● **WORK TO BE COMPLETED**: Repeat the records below exactly, leaving out any pictures.

● **TASK MATERIAL**:
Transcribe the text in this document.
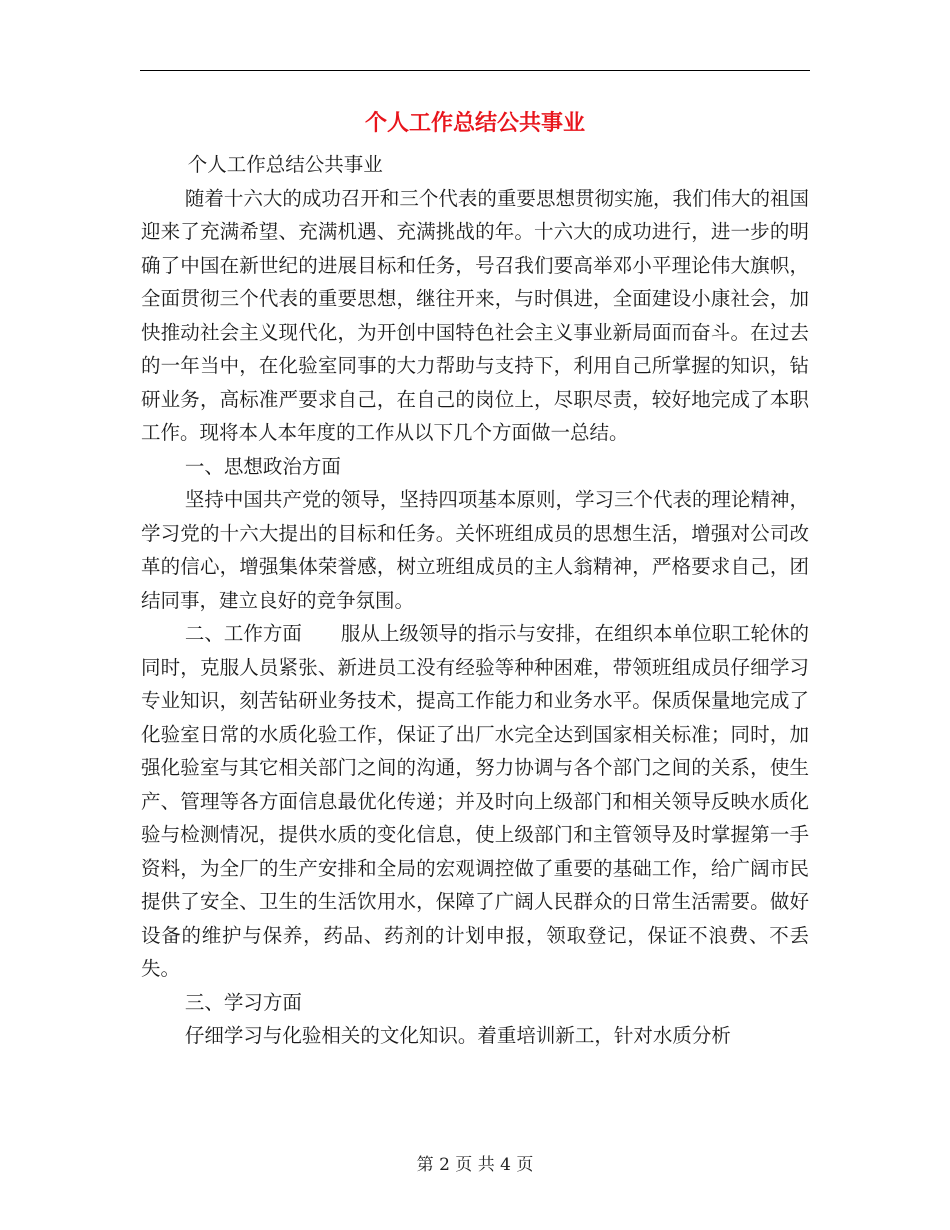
个人工作总结公共事业

个人工作总结公共事业

随着十六大的成功召开和三个代表的重要思想贯彻实施，我们伟大的祖国迎来了充满希望、充满机遇、充满挑战的年。十六大的成功进行，进一步的明确了中国在新世纪的进展目标和任务，号召我们要高举邓小平理论伟大旗帜，全面贯彻三个代表的重要思想，继往开来，与时俱进，全面建设小康社会，加快推动社会主义现代化，为开创中国特色社会主义事业新局面而奋斗。在过去的一年当中，在化验室同事的大力帮助与支持下，利用自己所掌握的知识，钻研业务，高标准严要求自己，在自己的岗位上，尽职尽责，较好地完成了本职工作。现将本人本年度的工作从以下几个方面做一总结。

一、思想政治方面

坚持中国共产党的领导，坚持四项基本原则，学习三个代表的理论精神，学习党的十六大提出的目标和任务。关怀班组成员的思想生活，增强对公司改革的信心，增强集体荣誉感，树立班组成员的主人翁精神，严格要求自己，团结同事，建立良好的竞争氛围。

二、工作方面　　服从上级领导的指示与安排，在组织本单位职工轮休的同时，克服人员紧张、新进员工没有经验等种种困难，带领班组成员仔细学习专业知识，刻苦钻研业务技术，提高工作能力和业务水平。保质保量地完成了化验室日常的水质化验工作，保证了出厂水完全达到国家相关标准；同时，加强化验室与其它相关部门之间的沟通，努力协调与各个部门之间的关系，使生产、管理等各方面信息最优化传递；并及时向上级部门和相关领导反映水质化验与检测情况，提供水质的变化信息，使上级部门和主管领导及时掌握第一手资料，为全厂的生产安排和全局的宏观调控做了重要的基础工作，给广阔市民提供了安全、卫生的生活饮用水，保障了广阔人民群众的日常生活需要。做好设备的维护与保养，药品、药剂的计划申报，领取登记，保证不浪费、不丢失。

三、学习方面

仔细学习与化验相关的文化知识。着重培训新工，针对水质分析

第 2 页 共 4 页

● **REPLY TO THE TASK**:
Transcribe the text in this document.
个人工作总结公共事业

个人工作总结公共事业

随着十六大的成功召开和三个代表的重要思想贯彻实施，我们伟大的祖国迎来了充满希望、充满机遇、充满挑战的年。十六大的成功进行，进一步的明确了中国在新世纪的进展目标和任务，号召我们要高举邓小平理论伟大旗帜，全面贯彻三个代表的重要思想，继往开来，与时俱进，全面建设小康社会，加快推动社会主义现代化，为开创中国特色社会主义事业新局面而奋斗。在过去的一年当中，在化验室同事的大力帮助与支持下，利用自己所掌握的知识，钻研业务，高标准严要求自己，在自己的岗位上，尽职尽责，较好地完成了本职工作。现将本人本年度的工作从以下几个方面做一总结。

一、思想政治方面

坚持中国共产党的领导，坚持四项基本原则，学习三个代表的理论精神，学习党的十六大提出的目标和任务。关怀班组成员的思想生活，增强对公司改革的信心，增强集体荣誉感，树立班组成员的主人翁精神，严格要求自己，团结同事，建立良好的竞争氛围。

二、工作方面　　服从上级领导的指示与安排，在组织本单位职工轮休的同时，克服人员紧张、新进员工没有经验等种种困难，带领班组成员仔细学习专业知识，刻苦钻研业务技术，提高工作能力和业务水平。保质保量地完成了化验室日常的水质化验工作，保证了出厂水完全达到国家相关标准；同时，加强化验室与其它相关部门之间的沟通，努力协调与各个部门之间的关系，使生产、管理等各方面信息最优化传递；并及时向上级部门和相关领导反映水质化验与检测情况，提供水质的变化信息，使上级部门和主管领导及时掌握第一手资料，为全厂的生产安排和全局的宏观调控做了重要的基础工作，给广阔市民提供了安全、卫生的生活饮用水，保障了广阔人民群众的日常生活需要。做好设备的维护与保养，药品、药剂的计划申报，领取登记，保证不浪费、不丢失。

三、学习方面

仔细学习与化验相关的文化知识。着重培训新工，针对水质分析

第 2 页 共 4 页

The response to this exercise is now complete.